Collected data
━━━━━━━━

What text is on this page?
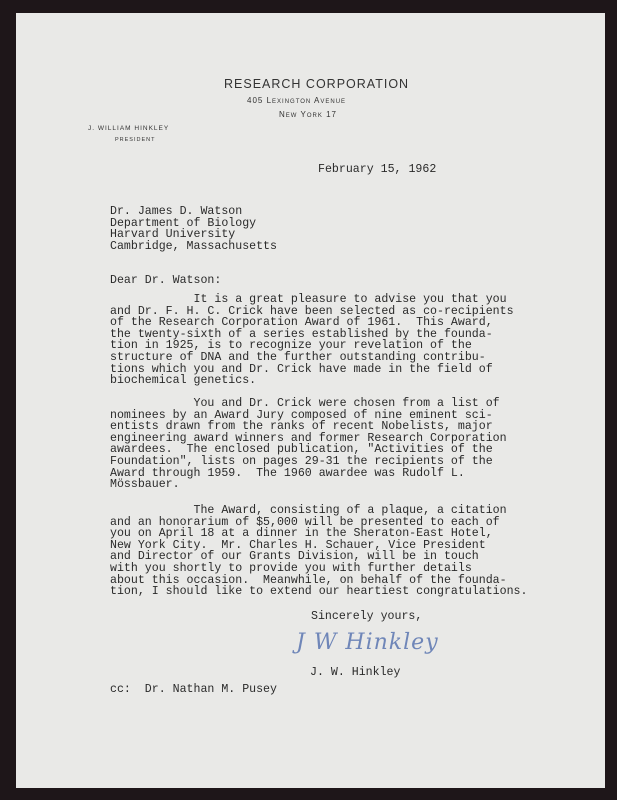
RESEARCH CORPORATION
405 Lexington Avenue
New York 17
J. WILLIAM HINKLEY
PRESIDENT
February 15, 1962
Dr. James D. Watson
Department of Biology
Harvard University
Cambridge, Massachusetts
Dear Dr. Watson:
It is a great pleasure to advise you that you
and Dr. F. H. C. Crick have been selected as co-recipients
of the Research Corporation Award of 1961.  This Award,
the twenty-sixth of a series established by the founda-
tion in 1925, is to recognize your revelation of the
structure of DNA and the further outstanding contribu-
tions which you and Dr. Crick have made in the field of
biochemical genetics.
You and Dr. Crick were chosen from a list of
nominees by an Award Jury composed of nine eminent sci-
entists drawn from the ranks of recent Nobelists, major
engineering award winners and former Research Corporation
awardees.  The enclosed publication, "Activities of the
Foundation", lists on pages 29-31 the recipients of the
Award through 1959.  The 1960 awardee was Rudolf L.
Mössbauer.
The Award, consisting of a plaque, a citation
and an honorarium of $5,000 will be presented to each of
you on April 18 at a dinner in the Sheraton-East Hotel,
New York City.  Mr. Charles H. Schauer, Vice President
and Director of our Grants Division, will be in touch
with you shortly to provide you with further details
about this occasion.  Meanwhile, on behalf of the founda-
tion, I should like to extend our heartiest congratulations.
Sincerely yours,
J W Hinkley
J. W. Hinkley
cc:  Dr. Nathan M. Pusey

━━━━━━━━

▸ **REQUEST**
Across the records, count the lines holding the string "York". Give the number and stop.

▸ **RESPONSE BELOW**
2